LISTING:
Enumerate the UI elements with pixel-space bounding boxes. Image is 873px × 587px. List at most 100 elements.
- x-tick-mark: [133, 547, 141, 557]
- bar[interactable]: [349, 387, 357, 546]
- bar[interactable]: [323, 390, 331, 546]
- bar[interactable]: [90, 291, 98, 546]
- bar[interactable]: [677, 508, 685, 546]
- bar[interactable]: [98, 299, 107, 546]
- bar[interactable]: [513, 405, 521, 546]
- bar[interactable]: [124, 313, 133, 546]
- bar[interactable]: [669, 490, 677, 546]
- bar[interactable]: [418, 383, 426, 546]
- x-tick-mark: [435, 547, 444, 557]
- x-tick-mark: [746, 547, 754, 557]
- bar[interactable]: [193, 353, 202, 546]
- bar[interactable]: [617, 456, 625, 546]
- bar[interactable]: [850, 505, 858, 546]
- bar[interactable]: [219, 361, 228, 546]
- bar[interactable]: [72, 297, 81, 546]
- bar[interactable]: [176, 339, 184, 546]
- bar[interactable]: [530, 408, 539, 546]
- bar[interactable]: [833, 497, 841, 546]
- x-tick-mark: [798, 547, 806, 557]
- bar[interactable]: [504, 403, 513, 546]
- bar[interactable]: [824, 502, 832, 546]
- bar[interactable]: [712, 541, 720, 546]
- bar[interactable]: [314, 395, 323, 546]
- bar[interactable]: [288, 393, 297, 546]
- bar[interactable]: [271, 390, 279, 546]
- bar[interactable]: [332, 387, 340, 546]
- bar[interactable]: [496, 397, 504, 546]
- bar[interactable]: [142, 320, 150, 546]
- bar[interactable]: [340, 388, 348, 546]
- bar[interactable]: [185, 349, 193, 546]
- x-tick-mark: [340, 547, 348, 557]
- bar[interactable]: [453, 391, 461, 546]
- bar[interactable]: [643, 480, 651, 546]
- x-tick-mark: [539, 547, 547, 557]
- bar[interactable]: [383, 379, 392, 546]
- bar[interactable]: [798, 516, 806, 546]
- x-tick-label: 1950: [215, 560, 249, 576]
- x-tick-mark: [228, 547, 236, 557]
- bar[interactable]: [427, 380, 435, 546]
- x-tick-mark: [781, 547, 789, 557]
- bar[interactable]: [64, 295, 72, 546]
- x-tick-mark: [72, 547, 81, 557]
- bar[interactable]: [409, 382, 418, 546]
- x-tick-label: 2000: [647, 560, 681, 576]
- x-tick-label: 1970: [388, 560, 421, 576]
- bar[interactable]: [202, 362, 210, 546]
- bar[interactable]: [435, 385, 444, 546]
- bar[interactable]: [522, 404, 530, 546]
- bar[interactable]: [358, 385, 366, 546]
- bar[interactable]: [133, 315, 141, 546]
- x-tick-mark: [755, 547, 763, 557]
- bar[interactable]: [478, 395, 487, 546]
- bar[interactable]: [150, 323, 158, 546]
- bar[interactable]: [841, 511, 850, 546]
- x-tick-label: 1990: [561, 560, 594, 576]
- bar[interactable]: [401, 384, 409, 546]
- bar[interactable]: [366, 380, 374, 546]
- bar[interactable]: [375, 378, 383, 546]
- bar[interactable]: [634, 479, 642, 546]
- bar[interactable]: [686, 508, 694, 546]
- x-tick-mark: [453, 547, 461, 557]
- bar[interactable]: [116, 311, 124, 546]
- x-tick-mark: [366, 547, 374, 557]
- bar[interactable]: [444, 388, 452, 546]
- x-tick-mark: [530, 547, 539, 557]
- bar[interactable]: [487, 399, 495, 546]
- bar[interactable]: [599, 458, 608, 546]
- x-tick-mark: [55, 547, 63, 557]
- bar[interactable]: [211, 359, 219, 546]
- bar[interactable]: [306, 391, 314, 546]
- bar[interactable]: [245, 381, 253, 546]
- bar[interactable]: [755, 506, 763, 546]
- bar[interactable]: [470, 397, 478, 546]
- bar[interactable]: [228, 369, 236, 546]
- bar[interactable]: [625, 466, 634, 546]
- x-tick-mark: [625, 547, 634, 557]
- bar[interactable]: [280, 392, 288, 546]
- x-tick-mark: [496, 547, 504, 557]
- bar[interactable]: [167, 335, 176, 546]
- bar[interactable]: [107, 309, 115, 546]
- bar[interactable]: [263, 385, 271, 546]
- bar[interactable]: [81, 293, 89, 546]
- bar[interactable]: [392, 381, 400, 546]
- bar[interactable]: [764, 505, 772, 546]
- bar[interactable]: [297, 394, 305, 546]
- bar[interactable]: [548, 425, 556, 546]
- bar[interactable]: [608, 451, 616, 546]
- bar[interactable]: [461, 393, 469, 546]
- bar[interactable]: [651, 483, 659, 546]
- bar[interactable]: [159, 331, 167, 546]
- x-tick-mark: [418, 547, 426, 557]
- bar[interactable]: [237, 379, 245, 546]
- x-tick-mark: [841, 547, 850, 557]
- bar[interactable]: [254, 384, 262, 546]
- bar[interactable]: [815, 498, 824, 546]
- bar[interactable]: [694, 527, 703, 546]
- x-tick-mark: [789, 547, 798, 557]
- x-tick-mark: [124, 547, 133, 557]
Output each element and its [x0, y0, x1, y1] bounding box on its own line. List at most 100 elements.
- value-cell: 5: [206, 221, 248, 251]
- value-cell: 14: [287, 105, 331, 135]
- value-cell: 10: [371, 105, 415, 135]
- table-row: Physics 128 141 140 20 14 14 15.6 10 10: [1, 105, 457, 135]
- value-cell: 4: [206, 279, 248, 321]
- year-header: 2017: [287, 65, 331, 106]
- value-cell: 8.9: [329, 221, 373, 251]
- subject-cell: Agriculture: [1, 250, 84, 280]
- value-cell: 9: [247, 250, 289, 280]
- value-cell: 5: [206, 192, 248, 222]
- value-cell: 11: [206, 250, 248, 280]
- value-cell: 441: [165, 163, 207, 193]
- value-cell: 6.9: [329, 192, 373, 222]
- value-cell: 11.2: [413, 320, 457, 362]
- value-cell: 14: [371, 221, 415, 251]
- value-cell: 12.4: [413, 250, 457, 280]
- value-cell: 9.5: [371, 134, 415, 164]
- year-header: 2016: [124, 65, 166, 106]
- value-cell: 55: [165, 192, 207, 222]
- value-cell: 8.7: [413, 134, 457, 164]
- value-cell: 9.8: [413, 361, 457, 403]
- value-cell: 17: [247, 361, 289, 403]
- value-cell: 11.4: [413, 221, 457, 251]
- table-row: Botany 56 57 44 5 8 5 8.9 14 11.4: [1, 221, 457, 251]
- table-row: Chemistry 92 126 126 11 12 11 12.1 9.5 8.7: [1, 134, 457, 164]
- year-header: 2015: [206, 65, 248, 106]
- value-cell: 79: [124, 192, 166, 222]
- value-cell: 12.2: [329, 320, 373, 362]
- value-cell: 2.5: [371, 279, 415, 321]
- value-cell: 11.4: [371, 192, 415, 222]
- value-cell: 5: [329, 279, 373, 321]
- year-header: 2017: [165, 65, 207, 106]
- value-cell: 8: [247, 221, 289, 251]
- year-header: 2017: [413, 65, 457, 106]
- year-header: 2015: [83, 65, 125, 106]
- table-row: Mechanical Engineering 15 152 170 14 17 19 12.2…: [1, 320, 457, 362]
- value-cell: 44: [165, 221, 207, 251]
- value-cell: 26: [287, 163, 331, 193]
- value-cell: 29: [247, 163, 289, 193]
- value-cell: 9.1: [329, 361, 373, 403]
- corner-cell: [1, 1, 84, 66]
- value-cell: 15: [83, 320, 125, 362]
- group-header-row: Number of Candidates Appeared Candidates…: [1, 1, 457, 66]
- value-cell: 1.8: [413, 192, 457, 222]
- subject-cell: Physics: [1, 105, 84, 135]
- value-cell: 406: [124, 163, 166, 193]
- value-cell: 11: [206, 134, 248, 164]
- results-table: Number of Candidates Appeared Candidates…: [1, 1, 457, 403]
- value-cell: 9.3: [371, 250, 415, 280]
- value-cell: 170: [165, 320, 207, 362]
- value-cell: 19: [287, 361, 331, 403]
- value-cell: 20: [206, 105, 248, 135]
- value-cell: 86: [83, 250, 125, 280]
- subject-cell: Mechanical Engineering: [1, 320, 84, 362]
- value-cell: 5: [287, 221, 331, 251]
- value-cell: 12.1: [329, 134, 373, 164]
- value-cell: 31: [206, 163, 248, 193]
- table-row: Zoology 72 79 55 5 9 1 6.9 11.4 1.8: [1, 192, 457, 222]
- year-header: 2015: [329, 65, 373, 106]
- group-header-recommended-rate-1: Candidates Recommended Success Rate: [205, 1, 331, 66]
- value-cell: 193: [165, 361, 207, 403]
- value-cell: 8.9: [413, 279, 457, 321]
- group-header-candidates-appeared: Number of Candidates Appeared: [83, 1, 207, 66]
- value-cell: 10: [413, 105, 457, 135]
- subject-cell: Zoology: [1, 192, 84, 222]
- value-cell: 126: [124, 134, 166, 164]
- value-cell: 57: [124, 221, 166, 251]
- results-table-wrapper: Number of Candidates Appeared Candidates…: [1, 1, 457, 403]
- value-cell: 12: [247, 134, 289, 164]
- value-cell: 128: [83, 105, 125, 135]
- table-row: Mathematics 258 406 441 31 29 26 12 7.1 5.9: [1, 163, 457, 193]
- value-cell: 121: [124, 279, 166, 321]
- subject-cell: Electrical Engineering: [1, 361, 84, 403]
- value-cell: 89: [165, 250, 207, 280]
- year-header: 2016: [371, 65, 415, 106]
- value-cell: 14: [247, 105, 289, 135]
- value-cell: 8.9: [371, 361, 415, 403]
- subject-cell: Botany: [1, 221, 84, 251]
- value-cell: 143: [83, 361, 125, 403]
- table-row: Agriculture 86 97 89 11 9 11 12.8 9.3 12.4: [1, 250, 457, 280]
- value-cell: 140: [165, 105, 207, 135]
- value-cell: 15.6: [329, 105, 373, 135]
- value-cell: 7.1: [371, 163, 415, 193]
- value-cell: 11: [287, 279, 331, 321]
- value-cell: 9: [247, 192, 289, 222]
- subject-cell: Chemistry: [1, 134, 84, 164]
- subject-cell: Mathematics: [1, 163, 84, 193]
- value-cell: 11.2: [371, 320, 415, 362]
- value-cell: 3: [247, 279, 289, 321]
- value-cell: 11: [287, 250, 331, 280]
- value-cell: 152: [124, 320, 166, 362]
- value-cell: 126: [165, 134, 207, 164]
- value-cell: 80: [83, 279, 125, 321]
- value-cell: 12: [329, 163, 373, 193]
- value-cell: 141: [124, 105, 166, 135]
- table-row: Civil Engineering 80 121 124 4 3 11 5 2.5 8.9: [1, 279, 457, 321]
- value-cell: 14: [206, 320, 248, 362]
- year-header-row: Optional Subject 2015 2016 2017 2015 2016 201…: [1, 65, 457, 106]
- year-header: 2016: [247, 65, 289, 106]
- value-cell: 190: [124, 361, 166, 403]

BRIEF: Copy out, unchanged, the entries from their first line up to and including the line containing "- bar[interactable]: [478, 395, 487, 546]".

FINISHED EXERCISE:
Enumerate the UI elements with pixel-space bounding boxes. Image is 873px × 587px. List at most 100 elements.
- x-tick-mark: [133, 547, 141, 557]
- bar[interactable]: [349, 387, 357, 546]
- bar[interactable]: [323, 390, 331, 546]
- bar[interactable]: [90, 291, 98, 546]
- bar[interactable]: [677, 508, 685, 546]
- bar[interactable]: [98, 299, 107, 546]
- bar[interactable]: [513, 405, 521, 546]
- bar[interactable]: [124, 313, 133, 546]
- bar[interactable]: [669, 490, 677, 546]
- bar[interactable]: [418, 383, 426, 546]
- x-tick-mark: [435, 547, 444, 557]
- x-tick-mark: [746, 547, 754, 557]
- bar[interactable]: [193, 353, 202, 546]
- bar[interactable]: [617, 456, 625, 546]
- bar[interactable]: [850, 505, 858, 546]
- bar[interactable]: [219, 361, 228, 546]
- bar[interactable]: [72, 297, 81, 546]
- bar[interactable]: [176, 339, 184, 546]
- bar[interactable]: [530, 408, 539, 546]
- bar[interactable]: [833, 497, 841, 546]
- x-tick-mark: [798, 547, 806, 557]
- bar[interactable]: [504, 403, 513, 546]
- bar[interactable]: [824, 502, 832, 546]
- bar[interactable]: [712, 541, 720, 546]
- bar[interactable]: [314, 395, 323, 546]
- bar[interactable]: [288, 393, 297, 546]
- bar[interactable]: [271, 390, 279, 546]
- bar[interactable]: [332, 387, 340, 546]
- bar[interactable]: [496, 397, 504, 546]
- bar[interactable]: [142, 320, 150, 546]
- bar[interactable]: [340, 388, 348, 546]
- bar[interactable]: [185, 349, 193, 546]
- x-tick-mark: [340, 547, 348, 557]
- bar[interactable]: [453, 391, 461, 546]
- bar[interactable]: [643, 480, 651, 546]
- x-tick-mark: [539, 547, 547, 557]
- bar[interactable]: [383, 379, 392, 546]
- bar[interactable]: [798, 516, 806, 546]
- x-tick-label: 1950: [215, 560, 249, 576]
- x-tick-mark: [228, 547, 236, 557]
- bar[interactable]: [427, 380, 435, 546]
- x-tick-mark: [781, 547, 789, 557]
- bar[interactable]: [64, 295, 72, 546]
- x-tick-mark: [72, 547, 81, 557]
- bar[interactable]: [409, 382, 418, 546]
- x-tick-label: 2000: [647, 560, 681, 576]
- x-tick-label: 1970: [388, 560, 421, 576]
- bar[interactable]: [202, 362, 210, 546]
- bar[interactable]: [435, 385, 444, 546]
- bar[interactable]: [522, 404, 530, 546]
- bar[interactable]: [358, 385, 366, 546]
- bar[interactable]: [133, 315, 141, 546]
- x-tick-mark: [755, 547, 763, 557]
- bar[interactable]: [478, 395, 487, 546]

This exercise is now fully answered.